(Source records)
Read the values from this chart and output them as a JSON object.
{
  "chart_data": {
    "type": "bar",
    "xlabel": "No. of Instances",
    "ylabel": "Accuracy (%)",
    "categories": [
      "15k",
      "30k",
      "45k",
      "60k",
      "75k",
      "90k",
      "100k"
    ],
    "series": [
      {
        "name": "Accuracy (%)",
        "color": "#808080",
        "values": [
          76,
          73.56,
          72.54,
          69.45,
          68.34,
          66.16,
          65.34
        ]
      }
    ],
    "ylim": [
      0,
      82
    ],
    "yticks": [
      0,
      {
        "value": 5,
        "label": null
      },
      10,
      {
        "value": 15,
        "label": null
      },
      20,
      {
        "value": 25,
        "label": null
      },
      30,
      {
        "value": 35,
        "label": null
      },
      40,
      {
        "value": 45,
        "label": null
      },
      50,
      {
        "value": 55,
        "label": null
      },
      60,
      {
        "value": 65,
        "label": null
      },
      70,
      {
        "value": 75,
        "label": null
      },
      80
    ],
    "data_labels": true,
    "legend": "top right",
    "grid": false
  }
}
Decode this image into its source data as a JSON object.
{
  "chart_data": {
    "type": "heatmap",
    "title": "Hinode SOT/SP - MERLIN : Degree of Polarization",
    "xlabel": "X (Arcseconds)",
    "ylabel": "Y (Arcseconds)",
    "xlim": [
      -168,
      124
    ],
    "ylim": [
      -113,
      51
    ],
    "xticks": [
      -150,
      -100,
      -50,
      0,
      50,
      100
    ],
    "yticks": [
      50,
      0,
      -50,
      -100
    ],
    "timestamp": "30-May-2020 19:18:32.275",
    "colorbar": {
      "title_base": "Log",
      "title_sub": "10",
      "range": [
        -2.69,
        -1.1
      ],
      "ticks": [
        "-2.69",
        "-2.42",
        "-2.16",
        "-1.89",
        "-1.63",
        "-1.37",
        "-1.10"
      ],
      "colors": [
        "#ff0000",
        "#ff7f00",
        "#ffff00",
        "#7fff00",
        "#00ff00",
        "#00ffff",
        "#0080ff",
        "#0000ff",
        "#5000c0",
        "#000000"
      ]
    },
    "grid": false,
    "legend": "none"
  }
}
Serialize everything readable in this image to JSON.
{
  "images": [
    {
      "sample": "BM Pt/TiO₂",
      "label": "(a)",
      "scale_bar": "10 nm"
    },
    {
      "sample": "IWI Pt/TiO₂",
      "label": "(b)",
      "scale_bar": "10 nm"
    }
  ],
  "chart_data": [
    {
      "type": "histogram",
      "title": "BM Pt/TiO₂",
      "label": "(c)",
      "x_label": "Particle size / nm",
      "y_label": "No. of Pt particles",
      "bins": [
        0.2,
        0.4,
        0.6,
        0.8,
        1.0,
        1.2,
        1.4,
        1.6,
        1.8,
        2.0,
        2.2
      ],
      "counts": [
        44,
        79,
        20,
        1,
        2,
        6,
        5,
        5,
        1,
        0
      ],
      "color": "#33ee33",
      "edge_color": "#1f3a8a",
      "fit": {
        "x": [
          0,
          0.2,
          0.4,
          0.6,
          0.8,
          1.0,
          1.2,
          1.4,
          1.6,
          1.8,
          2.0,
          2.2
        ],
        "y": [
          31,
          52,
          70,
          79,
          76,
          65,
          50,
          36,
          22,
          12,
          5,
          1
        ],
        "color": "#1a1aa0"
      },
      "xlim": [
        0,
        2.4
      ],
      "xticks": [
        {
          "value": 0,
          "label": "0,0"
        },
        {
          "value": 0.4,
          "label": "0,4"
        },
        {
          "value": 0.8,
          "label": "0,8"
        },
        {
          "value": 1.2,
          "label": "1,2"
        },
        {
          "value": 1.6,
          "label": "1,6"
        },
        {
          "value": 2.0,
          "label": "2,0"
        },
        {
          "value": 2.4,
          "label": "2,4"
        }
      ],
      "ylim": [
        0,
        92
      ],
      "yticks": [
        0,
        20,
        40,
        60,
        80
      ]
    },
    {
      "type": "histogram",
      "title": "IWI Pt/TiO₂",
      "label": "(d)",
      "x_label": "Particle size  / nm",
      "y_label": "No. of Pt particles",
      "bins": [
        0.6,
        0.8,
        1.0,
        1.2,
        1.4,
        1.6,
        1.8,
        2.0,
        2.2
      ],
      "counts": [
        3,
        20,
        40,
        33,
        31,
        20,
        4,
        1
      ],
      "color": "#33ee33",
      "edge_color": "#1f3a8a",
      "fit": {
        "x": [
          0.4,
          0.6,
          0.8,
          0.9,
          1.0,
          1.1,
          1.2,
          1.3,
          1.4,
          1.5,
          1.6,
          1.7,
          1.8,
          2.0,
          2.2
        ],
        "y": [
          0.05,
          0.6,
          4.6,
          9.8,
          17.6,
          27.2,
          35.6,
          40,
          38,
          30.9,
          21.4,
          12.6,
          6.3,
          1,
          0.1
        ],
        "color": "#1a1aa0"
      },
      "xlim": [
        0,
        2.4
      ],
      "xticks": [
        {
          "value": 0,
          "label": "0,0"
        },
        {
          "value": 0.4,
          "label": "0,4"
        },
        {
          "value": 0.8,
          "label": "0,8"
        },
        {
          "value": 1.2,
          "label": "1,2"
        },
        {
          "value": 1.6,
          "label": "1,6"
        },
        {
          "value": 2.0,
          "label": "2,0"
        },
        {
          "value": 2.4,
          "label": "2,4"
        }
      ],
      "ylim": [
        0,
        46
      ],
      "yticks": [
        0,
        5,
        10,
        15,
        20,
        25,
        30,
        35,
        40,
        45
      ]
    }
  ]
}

AIM: Write only the number of lines in the records that include the word "TiO₂".

EXERCISE RESULT: 4